— Start of Dataset entries —
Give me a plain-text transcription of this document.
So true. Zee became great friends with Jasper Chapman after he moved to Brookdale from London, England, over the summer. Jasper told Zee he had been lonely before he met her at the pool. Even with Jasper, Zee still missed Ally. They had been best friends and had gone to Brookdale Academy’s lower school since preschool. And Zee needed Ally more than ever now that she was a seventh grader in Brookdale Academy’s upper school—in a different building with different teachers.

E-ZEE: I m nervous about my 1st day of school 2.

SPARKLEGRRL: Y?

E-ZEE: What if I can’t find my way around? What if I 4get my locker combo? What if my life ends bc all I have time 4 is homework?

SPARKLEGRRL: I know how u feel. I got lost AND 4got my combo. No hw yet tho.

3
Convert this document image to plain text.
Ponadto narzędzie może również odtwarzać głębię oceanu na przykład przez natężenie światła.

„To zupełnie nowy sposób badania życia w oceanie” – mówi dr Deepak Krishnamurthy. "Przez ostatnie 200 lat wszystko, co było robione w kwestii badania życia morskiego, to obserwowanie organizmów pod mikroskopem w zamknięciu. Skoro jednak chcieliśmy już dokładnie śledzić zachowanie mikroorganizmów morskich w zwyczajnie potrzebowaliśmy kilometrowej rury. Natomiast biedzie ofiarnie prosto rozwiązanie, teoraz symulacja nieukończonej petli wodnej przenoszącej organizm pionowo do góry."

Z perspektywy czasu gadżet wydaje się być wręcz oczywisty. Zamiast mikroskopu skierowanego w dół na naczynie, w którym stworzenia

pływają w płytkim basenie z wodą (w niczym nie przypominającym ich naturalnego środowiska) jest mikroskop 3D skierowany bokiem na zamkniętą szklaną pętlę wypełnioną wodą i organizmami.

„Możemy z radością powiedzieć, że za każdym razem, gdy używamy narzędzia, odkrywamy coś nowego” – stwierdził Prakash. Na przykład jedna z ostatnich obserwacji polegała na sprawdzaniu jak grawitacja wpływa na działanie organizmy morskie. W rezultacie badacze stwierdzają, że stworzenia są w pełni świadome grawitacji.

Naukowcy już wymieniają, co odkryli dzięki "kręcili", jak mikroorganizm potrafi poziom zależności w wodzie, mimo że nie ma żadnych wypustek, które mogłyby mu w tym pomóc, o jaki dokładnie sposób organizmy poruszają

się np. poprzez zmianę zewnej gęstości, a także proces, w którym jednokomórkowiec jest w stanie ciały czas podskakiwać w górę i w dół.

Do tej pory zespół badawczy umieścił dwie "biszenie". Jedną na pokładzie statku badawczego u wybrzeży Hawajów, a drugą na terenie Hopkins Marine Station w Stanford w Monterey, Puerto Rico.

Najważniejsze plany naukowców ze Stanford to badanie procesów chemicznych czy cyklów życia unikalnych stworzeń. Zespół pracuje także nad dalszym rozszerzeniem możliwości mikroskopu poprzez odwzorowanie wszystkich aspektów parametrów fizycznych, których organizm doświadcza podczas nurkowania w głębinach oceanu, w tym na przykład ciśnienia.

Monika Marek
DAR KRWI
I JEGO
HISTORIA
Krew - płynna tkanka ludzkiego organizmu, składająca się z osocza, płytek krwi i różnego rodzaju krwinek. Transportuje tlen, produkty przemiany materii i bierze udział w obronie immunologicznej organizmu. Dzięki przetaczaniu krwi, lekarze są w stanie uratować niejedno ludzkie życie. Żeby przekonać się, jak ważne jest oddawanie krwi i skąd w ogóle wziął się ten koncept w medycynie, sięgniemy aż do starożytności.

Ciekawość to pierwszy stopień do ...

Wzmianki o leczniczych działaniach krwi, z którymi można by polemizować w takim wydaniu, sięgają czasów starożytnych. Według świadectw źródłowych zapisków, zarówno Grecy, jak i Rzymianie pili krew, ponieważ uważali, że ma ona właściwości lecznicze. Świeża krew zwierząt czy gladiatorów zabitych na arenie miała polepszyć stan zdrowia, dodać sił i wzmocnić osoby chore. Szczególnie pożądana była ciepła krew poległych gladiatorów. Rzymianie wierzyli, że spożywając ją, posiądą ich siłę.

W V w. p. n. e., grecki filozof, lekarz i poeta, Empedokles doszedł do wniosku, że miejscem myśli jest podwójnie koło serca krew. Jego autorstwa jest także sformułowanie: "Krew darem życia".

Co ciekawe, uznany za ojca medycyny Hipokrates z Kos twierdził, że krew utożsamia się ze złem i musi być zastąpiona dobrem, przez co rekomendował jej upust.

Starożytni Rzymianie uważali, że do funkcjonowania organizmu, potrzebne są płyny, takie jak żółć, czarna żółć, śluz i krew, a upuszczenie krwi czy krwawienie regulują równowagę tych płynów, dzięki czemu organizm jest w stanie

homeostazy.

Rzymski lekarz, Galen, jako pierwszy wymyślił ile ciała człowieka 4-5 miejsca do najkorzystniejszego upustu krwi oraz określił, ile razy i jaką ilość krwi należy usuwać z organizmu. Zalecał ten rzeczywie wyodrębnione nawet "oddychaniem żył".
— End of Dataset entries —
— Problem to solve —
Filter the records for lines holding the string "this". Copy each one.

— Exercise solution —
Give me a plain-text transcription of this document.
Convert this document image to plain text.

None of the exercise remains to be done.